» SOURCE TEXT
[START]

The plan called for a seismic rated basement pour with 10" x 10 ft walls, lots of rebar and a 4" wide x 12" stem wall top. The day was warm and forecast to hit the low 90's with a 10-15 mph wind on a very dry site.
The concrete contractor was not well prepared for his pour as 5 of the 8 9 yard mixers arrived as the concrete pump fired up and the first bit of mix hit the forms after the engineer confirmed the slump of 5". Very soon the concrete contractor stopped the pump as the concrete was not moving through the opening of the forms due to the amount of rebar and the narrow opening.
The carpenters quickly built a hopper box for the top of the forms, but that still was difficult and the contractor once again called a halt to the pour and came to the pump and asked the engineer to "give a little on the slump". The engineer asked the truck driver for his load mix sheet and asked the contractor why he called out 1" aggregate instead of a smaller rock and why no additives to allow the mix to flow.
Deer eyes in the headlights......the contractor had misread the specs and did not know what an "additive" was or what it would do. He could have used 3/8" chips as long as the mix met the break tests as well as a "flow" additive.
The contractor forged ahead and worked his men hard for 3 hours to make the pour in 4 lifts around the building ~32'x~60' with several offsets. The last lift was left to the workers/laborers as the concrete contractor owner left the site for the local tavern.
Three days later the interior forms had been removed before 10 AM and the "honey combs" parged before I made the site that day. I requested no more parge until I saw the pour as it was when the forms were removed. I went to meet with the bank CEO and to call the architect's engineer.
I returned with camera in hand, and saw the exterior walls were horrible. I called a "stop work" ---no more parge to be applied. A lot of harsh words followed. The photos of a really bad pour went to the architect. Verdict...extensive areas of unconsolidated concrete.

[END]

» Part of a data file
[START]

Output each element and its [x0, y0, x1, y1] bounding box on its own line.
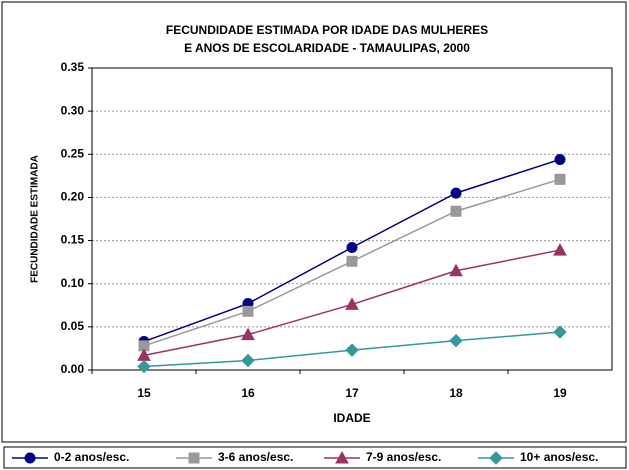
- chart-title: FECUNDIDADE ESTIMADA POR IDADE DAS MULHE…: [166, 23, 488, 37]
- legend-label: 3-6 anos/esc.: [218, 450, 293, 464]
- data-point: [554, 153, 566, 165]
- chart-title: E ANOS DE ESCOLARIDADE - TAMAULIPAS, 200…: [184, 41, 470, 55]
- data-point: [346, 241, 358, 253]
- data-point: [241, 327, 255, 341]
- data-point: [553, 243, 567, 256]
- legend-label: 10+ anos/esc.: [520, 450, 598, 464]
- data-point: [553, 325, 567, 339]
- x-tick-label: 15: [137, 386, 151, 400]
- y-tick-label: 0.30: [61, 103, 85, 117]
- data-point: [450, 205, 462, 217]
- data-point: [345, 297, 359, 310]
- y-tick-label: 0.05: [61, 319, 85, 333]
- y-tick-label: 0.20: [61, 190, 85, 204]
- data-point: [450, 187, 462, 199]
- legend-marker: [335, 450, 349, 464]
- data-point: [449, 333, 463, 348]
- data-point: [241, 353, 255, 368]
- data-point: [137, 359, 151, 374]
- legend-label: 0-2 anos/esc.: [54, 450, 129, 464]
- legend-marker: [188, 452, 200, 464]
- y-axis-label: FECUNDIDADE ESTIMADA: [30, 155, 41, 283]
- legend-marker: [489, 451, 503, 465]
- y-tick-label: 0.10: [61, 276, 85, 290]
- legend-marker: [24, 452, 36, 464]
- chart-border: [1, 1, 627, 443]
- legend-label: 7-9 anos/esc.: [366, 450, 441, 464]
- y-tick-label: 0.35: [61, 60, 85, 74]
- y-tick-label: 0.25: [61, 146, 85, 160]
- y-tick-label: 0.15: [61, 233, 85, 247]
- x-tick-label: 17: [345, 386, 359, 400]
- x-axis-label: IDADE: [333, 411, 370, 425]
- x-tick-label: 16: [241, 386, 255, 400]
- data-point: [345, 343, 359, 357]
- data-point: [554, 173, 566, 185]
- plot-border: [91, 67, 613, 371]
- x-tick-label: 19: [553, 386, 567, 400]
- data-point: [346, 255, 358, 267]
- data-point: [242, 305, 254, 317]
- legend-box: [3, 446, 627, 469]
- x-tick-label: 18: [449, 386, 463, 400]
- y-tick-label: 0.00: [61, 362, 85, 376]
- data-point: [449, 263, 463, 277]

[END]

» STATED EXERCISE A
Using the account of the basement pour above, decide whether each statement agrees with it: (i) the pour was made in 4 lifts over 3 hours; (ii) the concrete contractor owner stayed on site through the last lift; (iii) the interior forms were removed after 10 AM. For each, give yes or no and quote the words that decide it.
» STATED EXERCISE B
Reproduce word for word the passage of the account of the basement pour starting with "The concrete contractor was" and going on through "mix to flow.".

» TASK ANSWER A
(i) Yes: "worked his men hard for 3 hours to make the pour in 4 lifts"
(ii) No: "The last lift was left to the workers/laborers as the concrete contractor owner left the site for the local tavern."
(iii) No: "the interior forms had been removed before 10 AM"

» TASK ANSWER B
The concrete contractor was not well prepared for his pour as 5 of the 8 9 yard mixers arrived as the concrete pump fired up and the first bit of mix hit the forms after the engineer confirmed the slump of 5". Very soon the concrete contractor stopped the pump as the concrete was not moving through the opening of the forms due to the amount of rebar and the narrow opening.
The carpenters quickly built a hopper box for the top of the forms, but that still was difficult and the contractor once again called a halt to the pour and came to the pump and asked the engineer to "give a little on the slump". The engineer asked the truck driver for his load mix sheet and asked the contractor why he called out 1" aggregate instead of a smaller rock and why no additives to allow the mix to flow.